(GIVEN ENTRIES):
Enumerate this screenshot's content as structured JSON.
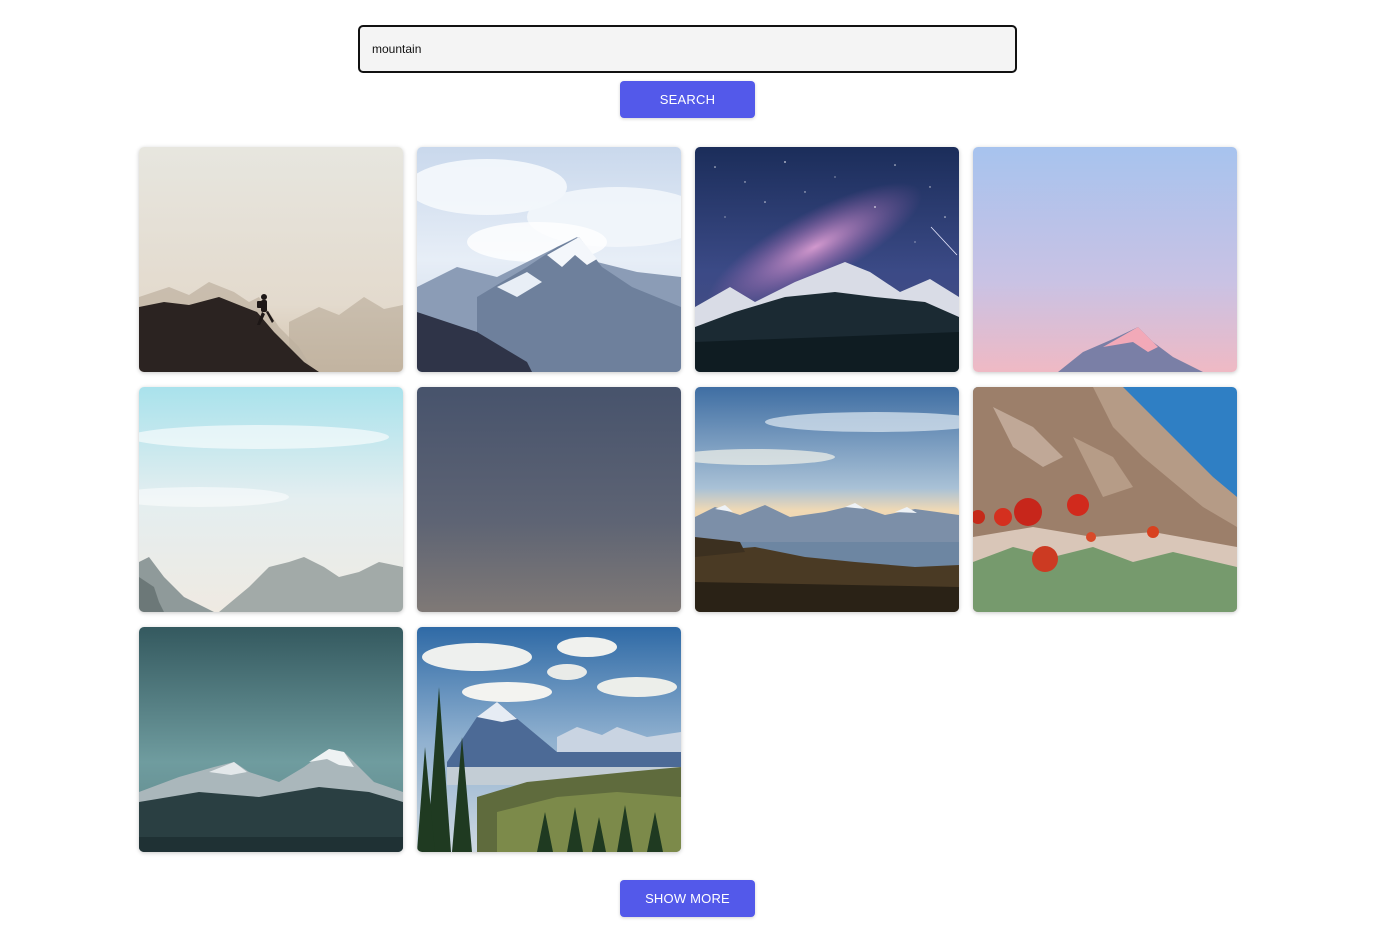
{
  "search": {
    "value": "mountain",
    "button_label": "SEARCH"
  },
  "gallery": {
    "photos": [
      {
        "scene": "hiker silhouette on misty ridge"
      },
      {
        "scene": "snowy peak under cloudy sky"
      },
      {
        "scene": "milky way over snowy mountains"
      },
      {
        "scene": "pink-lit peak under pastel sky"
      },
      {
        "scene": "hazy mountains under pale blue sky"
      },
      {
        "scene": "dusky grey gradient sky"
      },
      {
        "scene": "lake and snowy range at sunset"
      },
      {
        "scene": "red poppies below rocky cliff"
      },
      {
        "scene": "twin snowy peaks under teal sky"
      },
      {
        "scene": "valley with pine forest and mountains"
      }
    ]
  },
  "footer": {
    "show_more_label": "SHOW MORE"
  },
  "colors": {
    "accent": "#5359ea",
    "input_background": "#f4f4f4",
    "input_border": "#111111"
  }
}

(REQUIRED WORK):
Write out the full listing verbatim, excluding its pictures.

(COMPLETE OUTPUT):
Enumerate this screenshot's content as structured JSON.
{
  "search": {
    "value": "mountain",
    "button_label": "SEARCH"
  },
  "gallery": {
    "photos": [
      {
        "scene": "hiker silhouette on misty ridge"
      },
      {
        "scene": "snowy peak under cloudy sky"
      },
      {
        "scene": "milky way over snowy mountains"
      },
      {
        "scene": "pink-lit peak under pastel sky"
      },
      {
        "scene": "hazy mountains under pale blue sky"
      },
      {
        "scene": "dusky grey gradient sky"
      },
      {
        "scene": "lake and snowy range at sunset"
      },
      {
        "scene": "red poppies below rocky cliff"
      },
      {
        "scene": "twin snowy peaks under teal sky"
      },
      {
        "scene": "valley with pine forest and mountains"
      }
    ]
  },
  "footer": {
    "show_more_label": "SHOW MORE"
  },
  "colors": {
    "accent": "#5359ea",
    "input_background": "#f4f4f4",
    "input_border": "#111111"
  }
}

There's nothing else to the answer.